BEGIN READING PASSAGE

Yet, while that is what the market will stand, is it the right price? And how can you know for sure?
Vendigital spent six weeks in China in 2017 (CHECK), travelling everywhere from Shangai to Shenzen interviewing suppliers on behalf of Spectris, a European firm that produces highly specialized measuring instruments for industry.
We wanted to make sure Spectris was getting the best price for the components it needed. So we evaluated suppliers on the basis of “should cost”. The outcome? We got a price for a machine component down from 800rmb to 367rmb, a saving of more than 50%.
“Should-cost” is a term familiar to anyone who has worked in the automotive industry. With a potential for huge savings across many suppliers, automotive firms employ legions of cost engineers. In the UK, Nissan has 150, Jaguar Landrover has 200 and Ford boasts 200.
But “should-cost” is a relatively new concept to the manufacturing industry.
It is a method whereby cost engineers not only figure out the true cost of raw materials, but also ascertain the most cost-efficient way to manufacture a component too.

END READING PASSAGE

WORK INSTRUCTIONS: Summarize the passage on should-cost pricing in two sentences.

BEGIN INFORMATION

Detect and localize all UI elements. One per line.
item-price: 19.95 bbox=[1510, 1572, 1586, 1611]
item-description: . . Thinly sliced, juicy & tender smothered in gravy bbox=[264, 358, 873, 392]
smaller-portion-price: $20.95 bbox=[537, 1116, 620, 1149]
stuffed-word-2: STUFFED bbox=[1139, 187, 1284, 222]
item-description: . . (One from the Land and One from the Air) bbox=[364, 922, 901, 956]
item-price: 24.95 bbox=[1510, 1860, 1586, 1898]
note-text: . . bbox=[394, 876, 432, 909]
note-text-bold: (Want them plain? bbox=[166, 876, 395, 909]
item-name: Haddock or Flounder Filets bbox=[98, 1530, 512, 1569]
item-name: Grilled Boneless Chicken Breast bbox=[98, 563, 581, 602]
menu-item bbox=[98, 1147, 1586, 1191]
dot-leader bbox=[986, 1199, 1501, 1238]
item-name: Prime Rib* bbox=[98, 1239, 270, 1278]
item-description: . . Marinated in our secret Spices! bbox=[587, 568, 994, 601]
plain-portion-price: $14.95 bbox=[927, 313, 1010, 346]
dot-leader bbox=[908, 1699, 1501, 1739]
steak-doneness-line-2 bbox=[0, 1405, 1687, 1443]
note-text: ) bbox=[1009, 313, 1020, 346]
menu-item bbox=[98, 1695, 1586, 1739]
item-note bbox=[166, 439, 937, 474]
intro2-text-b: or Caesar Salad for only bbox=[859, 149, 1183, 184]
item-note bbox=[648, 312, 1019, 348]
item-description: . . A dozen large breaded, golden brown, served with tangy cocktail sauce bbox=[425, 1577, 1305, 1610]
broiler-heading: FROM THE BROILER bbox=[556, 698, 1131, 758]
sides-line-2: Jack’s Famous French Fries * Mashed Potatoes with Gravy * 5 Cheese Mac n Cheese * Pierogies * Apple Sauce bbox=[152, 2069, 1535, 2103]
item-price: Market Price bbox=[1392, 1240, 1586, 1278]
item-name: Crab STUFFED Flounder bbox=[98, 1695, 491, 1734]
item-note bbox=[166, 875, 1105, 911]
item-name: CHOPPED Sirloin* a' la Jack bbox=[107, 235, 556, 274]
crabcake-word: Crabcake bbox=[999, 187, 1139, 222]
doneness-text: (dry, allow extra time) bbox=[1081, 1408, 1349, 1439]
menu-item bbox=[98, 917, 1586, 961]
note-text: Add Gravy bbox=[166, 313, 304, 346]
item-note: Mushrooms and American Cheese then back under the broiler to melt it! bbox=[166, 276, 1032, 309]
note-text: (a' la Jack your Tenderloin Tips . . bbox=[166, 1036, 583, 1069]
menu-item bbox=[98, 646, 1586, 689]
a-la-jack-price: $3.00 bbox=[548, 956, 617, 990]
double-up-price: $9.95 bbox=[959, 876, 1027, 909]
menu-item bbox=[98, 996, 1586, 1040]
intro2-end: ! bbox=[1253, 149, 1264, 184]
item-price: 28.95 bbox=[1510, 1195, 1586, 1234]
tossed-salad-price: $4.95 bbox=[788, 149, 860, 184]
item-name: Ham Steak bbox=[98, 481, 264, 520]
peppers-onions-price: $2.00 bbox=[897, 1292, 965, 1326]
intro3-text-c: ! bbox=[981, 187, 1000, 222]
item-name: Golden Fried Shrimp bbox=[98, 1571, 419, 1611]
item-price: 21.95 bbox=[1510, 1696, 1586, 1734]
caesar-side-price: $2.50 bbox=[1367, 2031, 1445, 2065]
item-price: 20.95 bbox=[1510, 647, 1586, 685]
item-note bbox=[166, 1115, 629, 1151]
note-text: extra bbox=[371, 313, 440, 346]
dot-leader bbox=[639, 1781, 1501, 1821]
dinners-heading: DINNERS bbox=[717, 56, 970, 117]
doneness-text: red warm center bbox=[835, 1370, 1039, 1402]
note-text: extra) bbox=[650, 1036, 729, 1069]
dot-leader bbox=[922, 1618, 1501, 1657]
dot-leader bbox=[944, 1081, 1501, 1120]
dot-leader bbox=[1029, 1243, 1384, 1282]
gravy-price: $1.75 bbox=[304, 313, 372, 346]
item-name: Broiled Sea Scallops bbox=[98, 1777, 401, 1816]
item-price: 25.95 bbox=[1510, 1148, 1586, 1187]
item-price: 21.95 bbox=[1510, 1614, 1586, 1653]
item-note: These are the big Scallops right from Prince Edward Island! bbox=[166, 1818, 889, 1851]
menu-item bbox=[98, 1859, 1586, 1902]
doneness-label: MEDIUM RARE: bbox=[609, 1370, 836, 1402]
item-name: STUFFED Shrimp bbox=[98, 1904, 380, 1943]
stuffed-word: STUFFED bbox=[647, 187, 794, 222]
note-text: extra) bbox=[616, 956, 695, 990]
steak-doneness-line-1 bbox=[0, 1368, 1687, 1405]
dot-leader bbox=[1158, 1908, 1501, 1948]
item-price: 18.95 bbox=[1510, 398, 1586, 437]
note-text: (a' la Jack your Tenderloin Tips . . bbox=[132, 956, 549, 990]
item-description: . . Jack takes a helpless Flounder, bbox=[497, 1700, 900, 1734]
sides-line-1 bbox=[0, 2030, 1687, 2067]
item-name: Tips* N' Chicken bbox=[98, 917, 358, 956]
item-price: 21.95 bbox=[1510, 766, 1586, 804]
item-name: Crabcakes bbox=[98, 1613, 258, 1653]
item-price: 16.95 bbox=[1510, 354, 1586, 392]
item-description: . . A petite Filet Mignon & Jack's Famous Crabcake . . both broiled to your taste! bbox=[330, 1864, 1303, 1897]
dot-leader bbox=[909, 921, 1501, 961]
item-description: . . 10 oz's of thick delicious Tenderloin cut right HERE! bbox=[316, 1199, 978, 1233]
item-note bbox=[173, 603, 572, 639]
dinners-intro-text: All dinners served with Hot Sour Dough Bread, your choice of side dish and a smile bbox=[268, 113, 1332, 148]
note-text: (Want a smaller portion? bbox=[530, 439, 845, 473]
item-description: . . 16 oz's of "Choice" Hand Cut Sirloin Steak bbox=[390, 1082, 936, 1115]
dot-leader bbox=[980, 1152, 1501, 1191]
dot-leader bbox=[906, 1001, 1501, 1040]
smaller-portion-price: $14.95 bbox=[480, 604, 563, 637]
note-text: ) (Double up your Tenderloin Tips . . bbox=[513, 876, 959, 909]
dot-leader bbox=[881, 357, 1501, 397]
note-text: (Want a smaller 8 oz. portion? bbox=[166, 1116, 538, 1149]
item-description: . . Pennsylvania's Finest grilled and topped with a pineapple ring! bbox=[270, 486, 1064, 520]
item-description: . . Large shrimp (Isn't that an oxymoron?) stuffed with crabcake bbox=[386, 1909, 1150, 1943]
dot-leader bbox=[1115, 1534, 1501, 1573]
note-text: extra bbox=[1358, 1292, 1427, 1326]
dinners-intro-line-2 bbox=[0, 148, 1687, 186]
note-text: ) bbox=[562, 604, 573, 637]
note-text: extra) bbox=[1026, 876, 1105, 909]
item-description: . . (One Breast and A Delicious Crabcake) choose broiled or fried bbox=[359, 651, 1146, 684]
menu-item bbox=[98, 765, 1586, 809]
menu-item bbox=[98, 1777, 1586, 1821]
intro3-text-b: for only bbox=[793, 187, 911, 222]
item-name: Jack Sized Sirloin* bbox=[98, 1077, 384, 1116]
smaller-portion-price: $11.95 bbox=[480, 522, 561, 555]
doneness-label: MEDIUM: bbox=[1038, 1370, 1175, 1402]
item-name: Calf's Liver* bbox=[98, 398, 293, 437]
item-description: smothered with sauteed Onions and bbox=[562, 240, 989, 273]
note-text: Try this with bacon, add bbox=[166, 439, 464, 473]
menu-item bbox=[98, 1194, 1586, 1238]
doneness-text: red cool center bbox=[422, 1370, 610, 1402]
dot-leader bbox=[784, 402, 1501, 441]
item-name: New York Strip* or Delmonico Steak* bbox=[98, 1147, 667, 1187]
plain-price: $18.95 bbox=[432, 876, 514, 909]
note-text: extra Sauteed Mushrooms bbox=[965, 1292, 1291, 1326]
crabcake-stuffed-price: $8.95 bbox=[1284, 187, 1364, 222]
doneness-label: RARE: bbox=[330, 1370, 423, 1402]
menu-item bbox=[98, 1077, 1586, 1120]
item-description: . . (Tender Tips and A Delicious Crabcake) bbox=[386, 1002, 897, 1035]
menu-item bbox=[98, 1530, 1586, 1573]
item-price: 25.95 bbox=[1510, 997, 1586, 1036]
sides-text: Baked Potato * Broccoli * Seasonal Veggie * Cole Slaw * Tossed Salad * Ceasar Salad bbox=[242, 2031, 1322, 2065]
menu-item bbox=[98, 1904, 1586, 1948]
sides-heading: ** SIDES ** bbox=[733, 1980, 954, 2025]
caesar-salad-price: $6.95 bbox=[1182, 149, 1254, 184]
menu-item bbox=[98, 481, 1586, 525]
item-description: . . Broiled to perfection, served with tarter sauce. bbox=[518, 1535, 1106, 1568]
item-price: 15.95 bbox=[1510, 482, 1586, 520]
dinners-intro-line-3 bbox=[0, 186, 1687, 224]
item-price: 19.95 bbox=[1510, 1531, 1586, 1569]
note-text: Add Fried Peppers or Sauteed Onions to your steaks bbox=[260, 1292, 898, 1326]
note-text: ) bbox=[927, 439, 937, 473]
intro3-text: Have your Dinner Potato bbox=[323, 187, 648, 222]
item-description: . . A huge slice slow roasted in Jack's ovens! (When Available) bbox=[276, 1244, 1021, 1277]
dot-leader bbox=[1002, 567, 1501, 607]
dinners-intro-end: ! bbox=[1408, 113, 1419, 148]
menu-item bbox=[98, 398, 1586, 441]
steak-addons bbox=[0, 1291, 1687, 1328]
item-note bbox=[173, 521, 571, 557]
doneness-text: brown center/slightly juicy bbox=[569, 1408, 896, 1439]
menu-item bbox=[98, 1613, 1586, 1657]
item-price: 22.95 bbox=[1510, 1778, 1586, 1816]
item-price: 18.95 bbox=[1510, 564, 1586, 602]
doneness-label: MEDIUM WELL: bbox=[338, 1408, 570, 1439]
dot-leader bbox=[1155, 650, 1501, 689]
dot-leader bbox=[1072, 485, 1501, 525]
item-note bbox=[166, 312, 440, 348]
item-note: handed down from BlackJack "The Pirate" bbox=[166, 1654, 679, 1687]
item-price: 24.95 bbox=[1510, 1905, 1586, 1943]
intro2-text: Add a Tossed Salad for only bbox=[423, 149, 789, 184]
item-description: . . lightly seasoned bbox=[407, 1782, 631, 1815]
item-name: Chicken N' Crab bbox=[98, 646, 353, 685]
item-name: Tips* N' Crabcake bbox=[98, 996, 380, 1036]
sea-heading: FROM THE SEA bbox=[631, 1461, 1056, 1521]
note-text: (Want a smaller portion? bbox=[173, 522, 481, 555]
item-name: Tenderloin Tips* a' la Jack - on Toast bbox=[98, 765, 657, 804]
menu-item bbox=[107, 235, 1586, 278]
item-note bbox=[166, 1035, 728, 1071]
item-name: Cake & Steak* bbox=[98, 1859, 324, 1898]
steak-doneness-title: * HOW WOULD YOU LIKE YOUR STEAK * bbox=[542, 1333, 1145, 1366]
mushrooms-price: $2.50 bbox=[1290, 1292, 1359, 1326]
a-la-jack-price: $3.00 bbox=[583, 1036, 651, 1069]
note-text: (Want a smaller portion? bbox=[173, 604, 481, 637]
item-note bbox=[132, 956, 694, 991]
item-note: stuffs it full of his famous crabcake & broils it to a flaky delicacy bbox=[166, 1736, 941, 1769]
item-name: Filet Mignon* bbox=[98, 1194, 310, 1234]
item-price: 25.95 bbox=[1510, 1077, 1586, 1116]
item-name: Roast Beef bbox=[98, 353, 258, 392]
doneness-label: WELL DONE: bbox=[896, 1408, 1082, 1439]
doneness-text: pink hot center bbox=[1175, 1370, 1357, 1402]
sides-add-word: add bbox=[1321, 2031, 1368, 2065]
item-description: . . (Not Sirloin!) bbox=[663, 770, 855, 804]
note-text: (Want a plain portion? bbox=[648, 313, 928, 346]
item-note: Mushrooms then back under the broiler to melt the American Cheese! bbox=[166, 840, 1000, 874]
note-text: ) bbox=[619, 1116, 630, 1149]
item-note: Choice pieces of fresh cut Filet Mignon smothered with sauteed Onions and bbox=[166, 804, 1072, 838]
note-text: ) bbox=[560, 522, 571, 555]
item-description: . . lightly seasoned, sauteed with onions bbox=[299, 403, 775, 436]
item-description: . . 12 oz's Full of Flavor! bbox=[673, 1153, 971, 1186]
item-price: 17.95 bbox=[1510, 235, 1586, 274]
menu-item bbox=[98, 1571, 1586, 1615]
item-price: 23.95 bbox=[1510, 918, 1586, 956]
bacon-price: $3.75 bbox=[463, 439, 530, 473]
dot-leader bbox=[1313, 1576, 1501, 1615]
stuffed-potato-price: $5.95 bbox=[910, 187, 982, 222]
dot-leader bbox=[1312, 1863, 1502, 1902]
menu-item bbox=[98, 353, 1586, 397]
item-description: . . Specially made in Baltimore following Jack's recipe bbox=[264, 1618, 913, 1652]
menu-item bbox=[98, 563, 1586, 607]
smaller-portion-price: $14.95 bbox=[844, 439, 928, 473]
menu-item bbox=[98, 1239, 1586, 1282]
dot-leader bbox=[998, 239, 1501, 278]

END INFORMATION

WRITTEN SOLUTION: Vendigital interviewed suppliers in China on behalf of Spectris, a European firm producing highly specialized industrial measuring instruments, and by evaluating them on a "should cost" basis brought the price of a machine component down from 800rmb to 367rmb, a saving of more than 50%. Should-cost is familiar in the automotive industry, where firms employ legions of cost engineers, but relatively new to manufacturing; under this method, cost engineers determine both the true cost of raw materials and the most cost-efficient way to manufacture a component.